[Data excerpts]

+--

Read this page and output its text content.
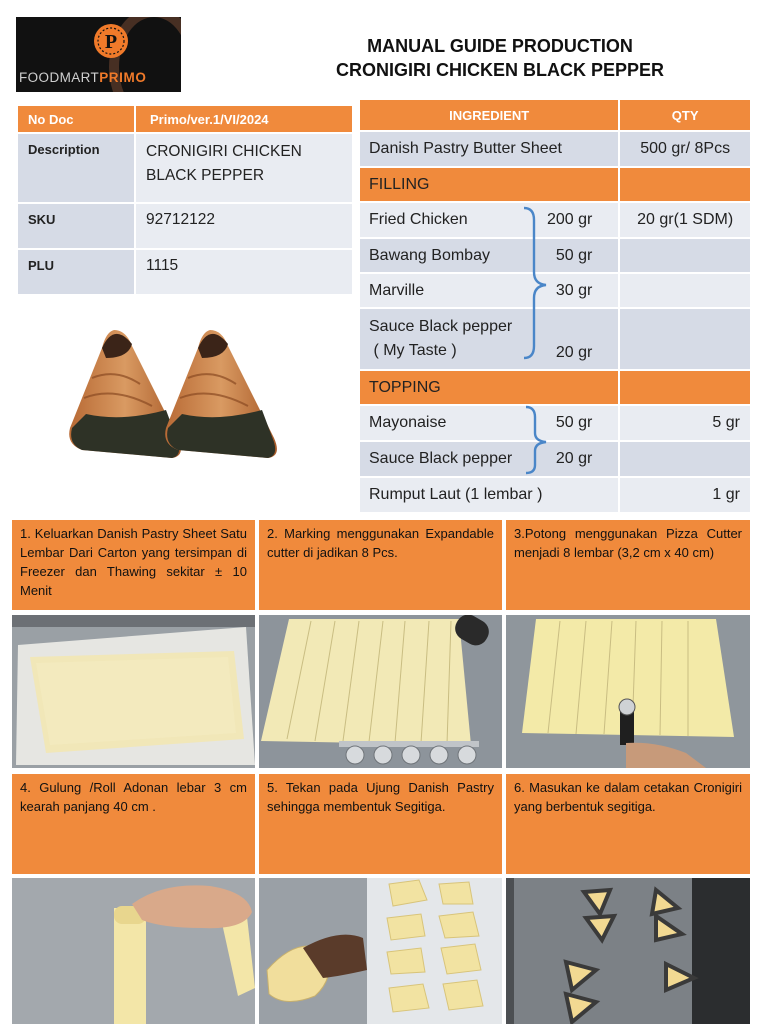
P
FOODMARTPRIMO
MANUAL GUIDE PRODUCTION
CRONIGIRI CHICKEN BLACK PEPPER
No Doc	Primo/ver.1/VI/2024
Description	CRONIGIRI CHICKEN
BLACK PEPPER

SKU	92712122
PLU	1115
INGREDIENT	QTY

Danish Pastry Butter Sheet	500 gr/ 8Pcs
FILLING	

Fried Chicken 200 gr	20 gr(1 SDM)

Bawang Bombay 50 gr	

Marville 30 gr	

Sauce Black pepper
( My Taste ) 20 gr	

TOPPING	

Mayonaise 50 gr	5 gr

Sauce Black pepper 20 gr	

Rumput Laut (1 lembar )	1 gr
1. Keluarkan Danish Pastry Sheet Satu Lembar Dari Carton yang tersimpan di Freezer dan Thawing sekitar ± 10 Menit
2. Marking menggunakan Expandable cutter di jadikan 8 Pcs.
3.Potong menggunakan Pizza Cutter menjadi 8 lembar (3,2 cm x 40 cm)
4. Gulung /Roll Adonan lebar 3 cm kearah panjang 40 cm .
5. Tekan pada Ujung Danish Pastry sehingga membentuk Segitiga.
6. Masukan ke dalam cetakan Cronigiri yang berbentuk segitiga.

+--

- Work to be completed -
Identify how many lines in the entries above include the string "Pastry", then state that number alone.

- Solution to the exercise -
3